__ANFORDERUNG 1__. Übertragen Sie den Satz „Honig, Öl und Sahne haben eine größere Viskosität als Wasser.“ aus dem Text zum Druckwellen-Sensor ins Englische.
__ANFORDERUNG 2__. Welche drei Einrichtungen waren laut dem Text zum Druckwellen-Sensor an dem Gemeinschaftsprojekt beteiligt?
__ANFORDERUNG 3__. Fahren Sie mit dem Text zum Druckwellen-Sensor im Anschluss an dessen letzten Satz fort.

__AUSGEWÄHLTER TEXT__.
▬▬▬▬▬▬

Druckwellen-Sensor misst Viskosität 19.03.2014, 15:24 Uhr

Mit Schall die Zähigkeit von Flüssigkeiten prüfen

Eine neue Messmethode für das Fließverhalten von Flüssigkeiten haben Forscher aus Österreich jetzt vorgestellt. Sie nutzen Schallwellen, um die Viskosität, das ist die Zähigkeit einer Flüssigkeit, zu bestimmen. Das Verfahren hat großes Potential zum Beispiel für die Lebensmittelindustrie, aber auch für die Humanmedizin.

Viskose und weniger viskose Flüssigkeiten:Honig und Wasser

Viskose und weniger viskose Flüssigkeiten:Honig und Wasser

Foto: TU Wien

Die Viskosität ist ein Maß für die Zähigkeit einer Flüssigkeit, je größer die Viskosität, desto dickflüssiger ist sie. Honig, Öl und Sahne haben eine größere Viskosität als Wasser. Es ist für viele industrielle Prozesse daher von enormer Bedeutung, genaue Informationen über dieses Fließverhalten von Flüssigkeiten zu erhalten. So lässt sich anhand der Viskosität eines Schmiermittels in einer Maschine eine Aussage darüber treffen, ob es noch seine Funktion erfüllt, oder ob es gewechselt werden muss. Das ist wichtig für die industrielle Qualitätskontrolle.

Druckwellen-Sensor als Prototyp vorgestellt

In einem Gemeinschaftsprojekt zwischen dem Institut für Sensor- und Aktuatorsysteme der Technischen Universität (TU) Wien, der Johannes Kepler Universität (JKU) in Linz und der Donau Universität Krems haben Wissenschaftler um Professor Franz Keplinger von der TU Wien jetzt den Prototyp eines Sensors vorgestellt, der diese Viskosität auf eine völlig neue Art bestimmen kann: mit Druckwellen.

▬▬▬▬▬▬

__BEREITGESTELLTE DATEN__.
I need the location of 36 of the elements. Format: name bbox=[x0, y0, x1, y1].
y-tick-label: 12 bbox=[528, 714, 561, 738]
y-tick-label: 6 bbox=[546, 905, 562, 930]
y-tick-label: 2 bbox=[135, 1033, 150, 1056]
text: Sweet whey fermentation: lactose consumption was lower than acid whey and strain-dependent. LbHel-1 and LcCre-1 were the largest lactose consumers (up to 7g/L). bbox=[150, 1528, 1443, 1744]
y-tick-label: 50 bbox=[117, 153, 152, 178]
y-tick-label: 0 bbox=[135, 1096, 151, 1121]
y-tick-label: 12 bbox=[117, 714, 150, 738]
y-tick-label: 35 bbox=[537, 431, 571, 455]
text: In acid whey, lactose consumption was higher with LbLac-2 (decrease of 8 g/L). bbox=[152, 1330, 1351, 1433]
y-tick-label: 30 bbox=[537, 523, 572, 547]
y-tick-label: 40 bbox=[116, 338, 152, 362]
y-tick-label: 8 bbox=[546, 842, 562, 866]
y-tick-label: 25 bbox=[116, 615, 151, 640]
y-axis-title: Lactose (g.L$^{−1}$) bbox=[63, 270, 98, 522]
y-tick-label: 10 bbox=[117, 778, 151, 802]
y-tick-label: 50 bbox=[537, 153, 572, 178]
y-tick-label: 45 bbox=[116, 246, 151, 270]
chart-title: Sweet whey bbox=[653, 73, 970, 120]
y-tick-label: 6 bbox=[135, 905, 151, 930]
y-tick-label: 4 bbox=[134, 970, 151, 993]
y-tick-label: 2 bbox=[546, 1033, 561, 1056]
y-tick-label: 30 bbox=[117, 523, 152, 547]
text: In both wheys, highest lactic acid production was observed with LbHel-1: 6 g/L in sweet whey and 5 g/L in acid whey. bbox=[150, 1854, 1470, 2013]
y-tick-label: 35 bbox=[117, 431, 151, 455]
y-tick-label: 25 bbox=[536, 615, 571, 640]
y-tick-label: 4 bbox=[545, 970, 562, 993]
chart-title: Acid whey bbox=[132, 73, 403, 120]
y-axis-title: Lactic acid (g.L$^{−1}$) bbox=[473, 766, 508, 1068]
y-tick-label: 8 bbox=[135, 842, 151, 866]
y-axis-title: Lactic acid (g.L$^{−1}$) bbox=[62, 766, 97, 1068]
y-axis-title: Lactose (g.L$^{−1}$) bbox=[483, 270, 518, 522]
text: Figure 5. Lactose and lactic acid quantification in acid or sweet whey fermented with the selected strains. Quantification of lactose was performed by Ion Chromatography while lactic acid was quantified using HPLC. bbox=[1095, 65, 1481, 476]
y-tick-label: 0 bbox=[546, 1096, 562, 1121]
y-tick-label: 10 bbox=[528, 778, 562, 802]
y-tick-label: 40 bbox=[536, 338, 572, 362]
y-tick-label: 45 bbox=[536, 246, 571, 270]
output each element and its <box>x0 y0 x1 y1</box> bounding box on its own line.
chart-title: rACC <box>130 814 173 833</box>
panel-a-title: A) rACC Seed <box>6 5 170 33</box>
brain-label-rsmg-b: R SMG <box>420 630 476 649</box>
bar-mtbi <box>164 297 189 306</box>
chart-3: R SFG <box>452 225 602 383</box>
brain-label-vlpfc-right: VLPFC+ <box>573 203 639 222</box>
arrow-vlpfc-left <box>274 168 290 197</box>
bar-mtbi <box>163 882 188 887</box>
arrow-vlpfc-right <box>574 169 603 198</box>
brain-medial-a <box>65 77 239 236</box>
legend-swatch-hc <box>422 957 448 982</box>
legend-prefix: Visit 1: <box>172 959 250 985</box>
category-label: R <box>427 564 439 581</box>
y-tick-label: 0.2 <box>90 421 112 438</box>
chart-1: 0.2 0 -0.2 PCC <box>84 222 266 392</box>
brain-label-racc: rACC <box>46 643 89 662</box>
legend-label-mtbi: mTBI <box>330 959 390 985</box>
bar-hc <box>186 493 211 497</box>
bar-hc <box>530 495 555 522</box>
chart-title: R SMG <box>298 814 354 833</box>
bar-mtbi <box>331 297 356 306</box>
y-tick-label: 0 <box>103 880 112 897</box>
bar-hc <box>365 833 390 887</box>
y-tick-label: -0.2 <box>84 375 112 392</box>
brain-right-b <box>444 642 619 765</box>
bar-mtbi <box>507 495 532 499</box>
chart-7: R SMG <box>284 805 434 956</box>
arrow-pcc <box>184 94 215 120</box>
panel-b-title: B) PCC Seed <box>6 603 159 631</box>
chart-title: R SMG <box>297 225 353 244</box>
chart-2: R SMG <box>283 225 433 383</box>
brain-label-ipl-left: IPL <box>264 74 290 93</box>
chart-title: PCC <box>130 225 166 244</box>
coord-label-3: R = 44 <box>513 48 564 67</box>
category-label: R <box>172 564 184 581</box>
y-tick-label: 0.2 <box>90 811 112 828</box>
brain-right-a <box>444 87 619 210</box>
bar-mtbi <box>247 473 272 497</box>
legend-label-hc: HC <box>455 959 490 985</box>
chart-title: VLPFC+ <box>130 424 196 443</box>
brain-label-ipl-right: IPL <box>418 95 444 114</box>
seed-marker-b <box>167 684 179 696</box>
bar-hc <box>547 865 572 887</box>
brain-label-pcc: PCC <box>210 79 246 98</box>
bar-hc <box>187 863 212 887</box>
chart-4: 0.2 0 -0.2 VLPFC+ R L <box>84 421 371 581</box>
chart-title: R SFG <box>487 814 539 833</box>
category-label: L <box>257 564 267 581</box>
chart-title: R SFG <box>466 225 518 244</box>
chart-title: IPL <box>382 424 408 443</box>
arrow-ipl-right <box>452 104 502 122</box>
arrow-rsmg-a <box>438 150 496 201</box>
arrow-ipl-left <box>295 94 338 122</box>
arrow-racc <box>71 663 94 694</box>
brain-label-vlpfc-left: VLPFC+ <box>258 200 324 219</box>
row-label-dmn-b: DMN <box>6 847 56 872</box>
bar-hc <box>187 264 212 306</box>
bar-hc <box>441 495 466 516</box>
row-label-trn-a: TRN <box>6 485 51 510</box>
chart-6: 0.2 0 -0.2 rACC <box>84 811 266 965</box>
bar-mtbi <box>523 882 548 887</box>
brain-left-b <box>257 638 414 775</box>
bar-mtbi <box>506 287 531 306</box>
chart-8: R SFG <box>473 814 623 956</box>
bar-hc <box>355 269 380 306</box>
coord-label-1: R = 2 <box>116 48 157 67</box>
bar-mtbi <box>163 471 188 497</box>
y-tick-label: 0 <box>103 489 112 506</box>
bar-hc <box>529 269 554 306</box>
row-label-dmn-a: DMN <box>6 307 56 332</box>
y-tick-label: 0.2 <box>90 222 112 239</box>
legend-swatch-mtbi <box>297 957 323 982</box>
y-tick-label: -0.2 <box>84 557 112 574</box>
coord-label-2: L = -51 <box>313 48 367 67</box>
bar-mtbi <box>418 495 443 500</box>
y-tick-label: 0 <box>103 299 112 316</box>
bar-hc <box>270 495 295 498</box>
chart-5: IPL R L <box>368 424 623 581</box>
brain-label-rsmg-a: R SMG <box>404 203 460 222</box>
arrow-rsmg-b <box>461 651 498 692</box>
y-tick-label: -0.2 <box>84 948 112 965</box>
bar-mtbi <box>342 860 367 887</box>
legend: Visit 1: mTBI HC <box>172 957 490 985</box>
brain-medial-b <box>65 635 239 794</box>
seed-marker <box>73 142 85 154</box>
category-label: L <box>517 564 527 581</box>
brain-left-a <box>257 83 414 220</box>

▬▬▬▬▬▬

__LÖSUNG 1__. Honey, oil and cream have a higher viscosity than water.

__LÖSUNG 2__. Das Institut für Sensor- und Aktuatorsysteme der Technischen Universität Wien, die Johannes Kepler Universität in Linz und die Donau Universität Krems.

__LÖSUNG 3__.
Der normale Weg der Viskositätsmessung ist die Bestimmung der Scherviskosität der Flüssigkeit. Dazu bewegt man eine dünne Platte durch die zu untersuchende Flüssigkeit, ganz so, als würde man mit der flachen Hand entlang einer Wasseroberfläche streichen. Dabei bewegen sich unterschiedlich weit von der Platte entfernte Flüssigkeitsschichten in Abhängigkeit der Viskosität der Flüssigkeit unterschiedlich schnell mit der Platte mit. Diese verschieden schnellen Bewegungen der Flüssigkeitsschichten bilden in der Summe dann den Viskositätskoeffizient der Scherviskosität.

Viskosität dämpft die Ausbreitung der akustischen Wellen

Alle Flüssigkeiten bringen aber noch einen zweiten Viskositätskoeffizienten mit – die sogenannte Druckviskosität. Diese Druckviskosität kann man messen, in dem man eine Platte in der Flüssigkeit vor und zurückbewegt. So werden akustische Wellen erzeugt, die sich in der Flüssigkeit ausbreiten. Die Viskosität der Flüssigkeit dämpft diese Ausbreitung. Je höher die Viskosität, desto stärker werden diese akustischen Wellen abgedämpft.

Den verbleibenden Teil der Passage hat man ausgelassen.